══ Task input ══
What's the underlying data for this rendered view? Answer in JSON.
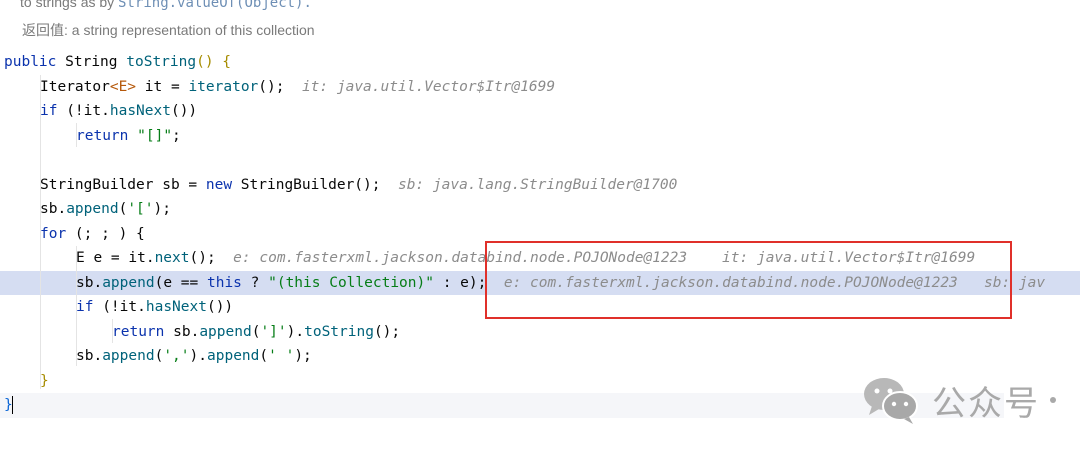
{
  "doc": {
    "line1_prefix": "to strings as by ",
    "line1_code": "String.valueOf(Object).",
    "return_label": "返回值: a string representation of this collection"
  },
  "code": {
    "l1": {
      "mod": "public",
      "type": "String",
      "name": "toString",
      "open": "() {"
    },
    "l2": {
      "a": "Iterator",
      "b": "<E>",
      "c": " it = ",
      "d": "iterator",
      "e": "();",
      "hint": "it: java.util.Vector$Itr@1699"
    },
    "l3": {
      "kw": "if",
      "rest": " (!it.",
      "fn": "hasNext",
      "end": "())"
    },
    "l4": {
      "kw": "return",
      "str": "\"[]\"",
      "end": ";"
    },
    "l6": {
      "a": "StringBuilder sb = ",
      "kw": "new",
      "b": " StringBuilder",
      "c": "();",
      "hint": "sb: java.lang.StringBuilder@1700"
    },
    "l7": {
      "a": "sb.",
      "fn": "append",
      "b": "(",
      "str": "'['",
      "c": ");"
    },
    "l8": {
      "kw": "for",
      "rest": " (; ; ) {"
    },
    "l9": {
      "a": "E e = it.",
      "fn": "next",
      "b": "();",
      "hint": "e: com.fasterxml.jackson.databind.node.POJONode@1223",
      "hint2": "it: java.util.Vector$Itr@1699"
    },
    "l10": {
      "a": "sb.",
      "fn": "append",
      "b": "(e == ",
      "kw": "this",
      "c": " ? ",
      "str": "\"(this Collection)\"",
      "d": " : e);",
      "hint": "e: com.fasterxml.jackson.databind.node.POJONode@1223",
      "hint2": "sb: jav"
    },
    "l11": {
      "kw": "if",
      "rest": " (!it.",
      "fn": "hasNext",
      "end": "())"
    },
    "l12": {
      "kw": "return",
      "a": " sb.",
      "fn": "append",
      "b": "(",
      "str": "']'",
      "c": ").",
      "fn2": "toString",
      "d": "();"
    },
    "l13": {
      "a": "sb.",
      "fn": "append",
      "b": "(",
      "str": "','",
      "c": ").",
      "fn2": "append",
      "d": "(",
      "str2": "' '",
      "e": ");"
    },
    "l14": {
      "brace": "}"
    },
    "l15": {
      "brace": "}"
    }
  },
  "watermark": {
    "text": "公众号",
    "icon": "wechat-icon"
  }
}
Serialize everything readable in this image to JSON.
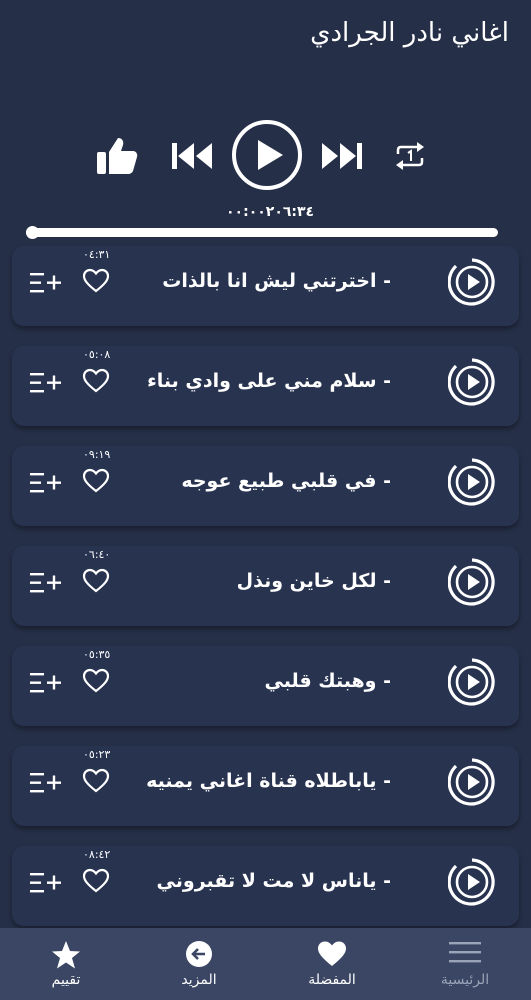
{
  "app": {
    "title": "اغاني نادر الجرادي"
  },
  "player": {
    "time_display": "٠٠:٠٠٢٠٦:٣٤",
    "progress_fraction": 0.0
  },
  "songs": [
    {
      "title": "-  اخترتني ليش انا بالذات",
      "duration": "٠٤:٣١"
    },
    {
      "title": "- سلام مني على وادي بناء",
      "duration": "٠٥:٠٨"
    },
    {
      "title": "- في قلبي طبيع عوجه",
      "duration": "٠٩:١٩"
    },
    {
      "title": "- لكل خاين ونذل",
      "duration": "٠٦:٤٠"
    },
    {
      "title": "- وهبتك قلبي",
      "duration": "٠٥:٣٥"
    },
    {
      "title": "- ياباطلاه قناة اغاني يمنيه",
      "duration": "٠٥:٢٣"
    },
    {
      "title": "- ياناس لا مت لا تقبروني",
      "duration": "٠٨:٤٢"
    }
  ],
  "nav": {
    "rate": "تقييم",
    "more": "المزيد",
    "favorites": "المفضلة",
    "home": "الرئيسية"
  },
  "colors": {
    "background": "#252f47",
    "card": "#283350",
    "nav_bar": "#3a4663",
    "inactive": "#9aa3b8"
  }
}
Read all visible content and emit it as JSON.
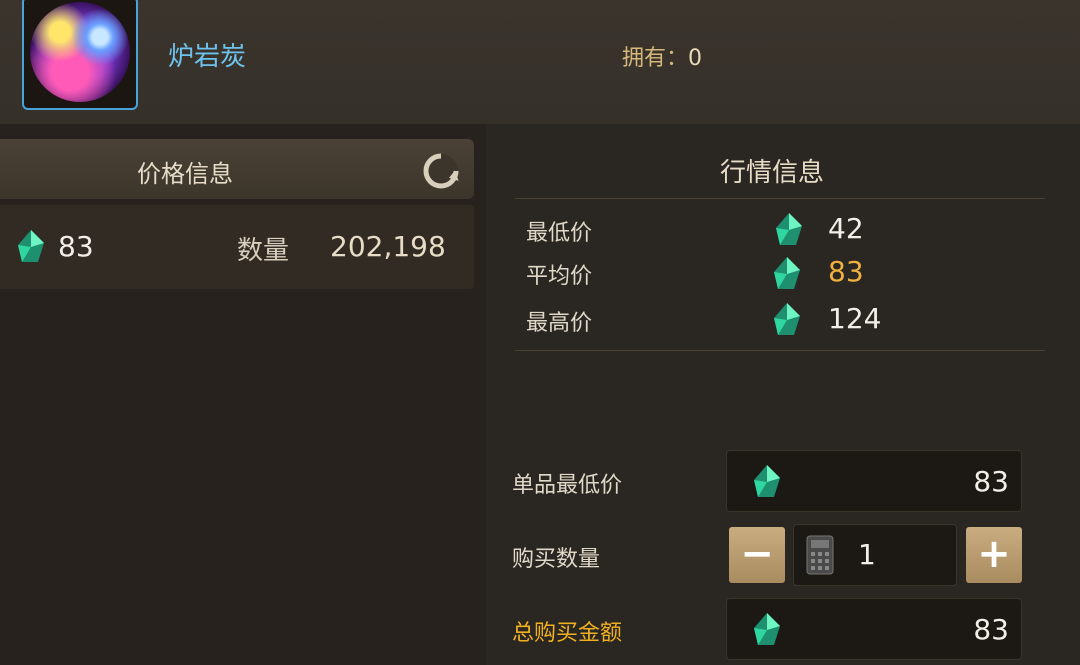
{
  "item": {
    "name": "炉岩炭",
    "owned_label": "拥有：",
    "owned_count": "0",
    "icon": "orb-icon"
  },
  "price_panel": {
    "title": "价格信息",
    "refresh_icon": "refresh-icon",
    "listing": {
      "price": "83",
      "qty_label": "数量",
      "qty": "202,198"
    }
  },
  "market": {
    "title": "行情信息",
    "rows": [
      {
        "label": "最低价",
        "value": "42"
      },
      {
        "label": "平均价",
        "value": "83"
      },
      {
        "label": "最高价",
        "value": "124"
      }
    ]
  },
  "purchase": {
    "unit_price_label": "单品最低价",
    "unit_price": "83",
    "qty_label": "购买数量",
    "qty": "1",
    "minus": "−",
    "plus": "+",
    "total_label": "总购买金额",
    "total": "83"
  },
  "colors": {
    "gem": "#2fd6a0",
    "gold_value": "#f0b040",
    "gold_label": "#f0b020"
  }
}
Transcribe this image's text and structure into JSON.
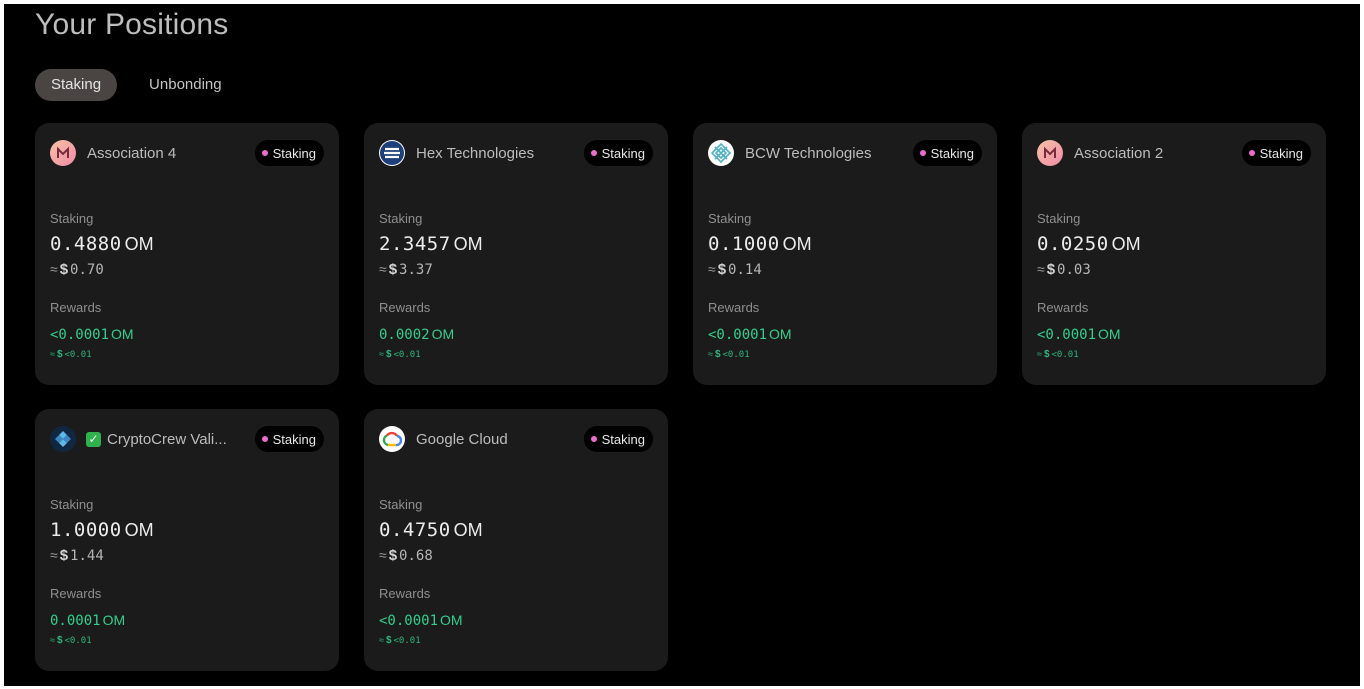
{
  "page": {
    "title": "Your Positions"
  },
  "tabs": [
    {
      "label": "Staking",
      "active": true
    },
    {
      "label": "Unbonding",
      "active": false
    }
  ],
  "labels": {
    "staking": "Staking",
    "rewards": "Rewards",
    "approx": "≈",
    "dollar": "$"
  },
  "colors": {
    "accent_dot": "#f06bd0",
    "reward_green": "#32cf8c",
    "card_bg": "#1b1b1b",
    "tab_active_bg": "#4a4542"
  },
  "positions": [
    {
      "validator": "Association 4",
      "icon": "mantra-m-logo-icon",
      "status": "Staking",
      "staked_amount": "0.4880",
      "staked_unit": "OM",
      "staked_usd": "0.70",
      "reward_amount": "<0.0001",
      "reward_unit": "OM",
      "reward_usd": "<0.01"
    },
    {
      "validator": "Hex Technologies",
      "icon": "hex-technologies-logo-icon",
      "status": "Staking",
      "staked_amount": "2.3457",
      "staked_unit": "OM",
      "staked_usd": "3.37",
      "reward_amount": "0.0002",
      "reward_unit": "OM",
      "reward_usd": "<0.01"
    },
    {
      "validator": "BCW Technologies",
      "icon": "bcw-technologies-logo-icon",
      "status": "Staking",
      "staked_amount": "0.1000",
      "staked_unit": "OM",
      "staked_usd": "0.14",
      "reward_amount": "<0.0001",
      "reward_unit": "OM",
      "reward_usd": "<0.01"
    },
    {
      "validator": "Association 2",
      "icon": "mantra-m-logo-icon",
      "status": "Staking",
      "staked_amount": "0.0250",
      "staked_unit": "OM",
      "staked_usd": "0.03",
      "reward_amount": "<0.0001",
      "reward_unit": "OM",
      "reward_usd": "<0.01"
    },
    {
      "validator": "CryptoCrew Vali...",
      "icon": "cryptocrew-logo-icon",
      "verified_icon": "verified-check-icon",
      "status": "Staking",
      "staked_amount": "1.0000",
      "staked_unit": "OM",
      "staked_usd": "1.44",
      "reward_amount": "0.0001",
      "reward_unit": "OM",
      "reward_usd": "<0.01"
    },
    {
      "validator": "Google Cloud",
      "icon": "google-cloud-logo-icon",
      "status": "Staking",
      "staked_amount": "0.4750",
      "staked_unit": "OM",
      "staked_usd": "0.68",
      "reward_amount": "<0.0001",
      "reward_unit": "OM",
      "reward_usd": "<0.01"
    }
  ]
}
═══
- [Given request]:
Copy the listing over exactly, skipping the pictures it holds.

- [Output below]:
What's the underlying data for this rendered view? Answer in JSON.
{
  "doc": {
    "line1_prefix": "to strings as by ",
    "line1_code": "String.valueOf(Object).",
    "return_label": "返回值: a string representation of this collection"
  },
  "code": {
    "l1": {
      "mod": "public",
      "type": "String",
      "name": "toString",
      "open": "() {"
    },
    "l2": {
      "a": "Iterator",
      "b": "<E>",
      "c": " it = ",
      "d": "iterator",
      "e": "();",
      "hint": "it: java.util.Vector$Itr@1699"
    },
    "l3": {
      "kw": "if",
      "rest": " (!it.",
      "fn": "hasNext",
      "end": "())"
    },
    "l4": {
      "kw": "return",
      "str": "\"[]\"",
      "end": ";"
    },
    "l6": {
      "a": "StringBuilder sb = ",
      "kw": "new",
      "b": " StringBuilder",
      "c": "();",
      "hint": "sb: java.lang.StringBuilder@1700"
    },
    "l7": {
      "a": "sb.",
      "fn": "append",
      "b": "(",
      "str": "'['",
      "c": ");"
    },
    "l8": {
      "kw": "for",
      "rest": " (; ; ) {"
    },
    "l9": {
      "a": "E e = it.",
      "fn": "next",
      "b": "();",
      "hint": "e: com.fasterxml.jackson.databind.node.POJONode@1223",
      "hint2": "it: java.util.Vector$Itr@1699"
    },
    "l10": {
      "a": "sb.",
      "fn": "append",
      "b": "(e == ",
      "kw": "this",
      "c": " ? ",
      "str": "\"(this Collection)\"",
      "d": " : e);",
      "hint": "e: com.fasterxml.jackson.databind.node.POJONode@1223",
      "hint2": "sb: jav"
    },
    "l11": {
      "kw": "if",
      "rest": " (!it.",
      "fn": "hasNext",
      "end": "())"
    },
    "l12": {
      "kw": "return",
      "a": " sb.",
      "fn": "append",
      "b": "(",
      "str": "']'",
      "c": ").",
      "fn2": "toString",
      "d": "();"
    },
    "l13": {
      "a": "sb.",
      "fn": "append",
      "b": "(",
      "str": "','",
      "c": ").",
      "fn2": "append",
      "d": "(",
      "str2": "' '",
      "e": ");"
    },
    "l14": {
      "brace": "}"
    },
    "l15": {
      "brace": "}"
    }
  },
  "watermark": {
    "text": "公众号",
    "icon": "wechat-icon"
  }
}
Serialize everything readable in this image to JSON.
{
  "app": {
    "title": "اغاني نادر الجرادي"
  },
  "player": {
    "time_display": "٠٠:٠٠٢٠٦:٣٤",
    "progress_fraction": 0.0
  },
  "songs": [
    {
      "title": "-  اخترتني ليش انا بالذات",
      "duration": "٠٤:٣١"
    },
    {
      "title": "- سلام مني على وادي بناء",
      "duration": "٠٥:٠٨"
    },
    {
      "title": "- في قلبي طبيع عوجه",
      "duration": "٠٩:١٩"
    },
    {
      "title": "- لكل خاين ونذل",
      "duration": "٠٦:٤٠"
    },
    {
      "title": "- وهبتك قلبي",
      "duration": "٠٥:٣٥"
    },
    {
      "title": "- ياباطلاه قناة اغاني يمنيه",
      "duration": "٠٥:٢٣"
    },
    {
      "title": "- ياناس لا مت لا تقبروني",
      "duration": "٠٨:٤٢"
    }
  ],
  "nav": {
    "rate": "تقييم",
    "more": "المزيد",
    "favorites": "المفضلة",
    "home": "الرئيسية"
  },
  "colors": {
    "background": "#252f47",
    "card": "#283350",
    "nav_bar": "#3a4663",
    "inactive": "#9aa3b8"
  }
}
Read all visible content and emit it as JSON.
{
  "item": {
    "name": "炉岩炭",
    "owned_label": "拥有：",
    "owned_count": "0",
    "icon": "orb-icon"
  },
  "price_panel": {
    "title": "价格信息",
    "refresh_icon": "refresh-icon",
    "listing": {
      "price": "83",
      "qty_label": "数量",
      "qty": "202,198"
    }
  },
  "market": {
    "title": "行情信息",
    "rows": [
      {
        "label": "最低价",
        "value": "42"
      },
      {
        "label": "平均价",
        "value": "83"
      },
      {
        "label": "最高价",
        "value": "124"
      }
    ]
  },
  "purchase": {
    "unit_price_label": "单品最低价",
    "unit_price": "83",
    "qty_label": "购买数量",
    "qty": "1",
    "minus": "−",
    "plus": "+",
    "total_label": "总购买金额",
    "total": "83"
  },
  "colors": {
    "gem": "#2fd6a0",
    "gold_value": "#f0b040",
    "gold_label": "#f0b020"
  }
}
Transcribe this image's text and structure into JSON.
{
  "page": {
    "title": "Your Positions"
  },
  "tabs": [
    {
      "label": "Staking",
      "active": true
    },
    {
      "label": "Unbonding",
      "active": false
    }
  ],
  "labels": {
    "staking": "Staking",
    "rewards": "Rewards",
    "approx": "≈",
    "dollar": "$"
  },
  "colors": {
    "accent_dot": "#f06bd0",
    "reward_green": "#32cf8c",
    "card_bg": "#1b1b1b",
    "tab_active_bg": "#4a4542"
  },
  "positions": [
    {
      "validator": "Association 4",
      "icon": "mantra-m-logo-icon",
      "status": "Staking",
      "staked_amount": "0.4880",
      "staked_unit": "OM",
      "staked_usd": "0.70",
      "reward_amount": "<0.0001",
      "reward_unit": "OM",
      "reward_usd": "<0.01"
    },
    {
      "validator": "Hex Technologies",
      "icon": "hex-technologies-logo-icon",
      "status": "Staking",
      "staked_amount": "2.3457",
      "staked_unit": "OM",
      "staked_usd": "3.37",
      "reward_amount": "0.0002",
      "reward_unit": "OM",
      "reward_usd": "<0.01"
    },
    {
      "validator": "BCW Technologies",
      "icon": "bcw-technologies-logo-icon",
      "status": "Staking",
      "staked_amount": "0.1000",
      "staked_unit": "OM",
      "staked_usd": "0.14",
      "reward_amount": "<0.0001",
      "reward_unit": "OM",
      "reward_usd": "<0.01"
    },
    {
      "validator": "Association 2",
      "icon": "mantra-m-logo-icon",
      "status": "Staking",
      "staked_amount": "0.0250",
      "staked_unit": "OM",
      "staked_usd": "0.03",
      "reward_amount": "<0.0001",
      "reward_unit": "OM",
      "reward_usd": "<0.01"
    },
    {
      "validator": "CryptoCrew Vali...",
      "icon": "cryptocrew-logo-icon",
      "verified_icon": "verified-check-icon",
      "status": "Staking",
      "staked_amount": "1.0000",
      "staked_unit": "OM",
      "staked_usd": "1.44",
      "reward_amount": "0.0001",
      "reward_unit": "OM",
      "reward_usd": "<0.01"
    },
    {
      "validator": "Google Cloud",
      "icon": "google-cloud-logo-icon",
      "status": "Staking",
      "staked_amount": "0.4750",
      "staked_unit": "OM",
      "staked_usd": "0.68",
      "reward_amount": "<0.0001",
      "reward_unit": "OM",
      "reward_usd": "<0.01"
    }
  ]
}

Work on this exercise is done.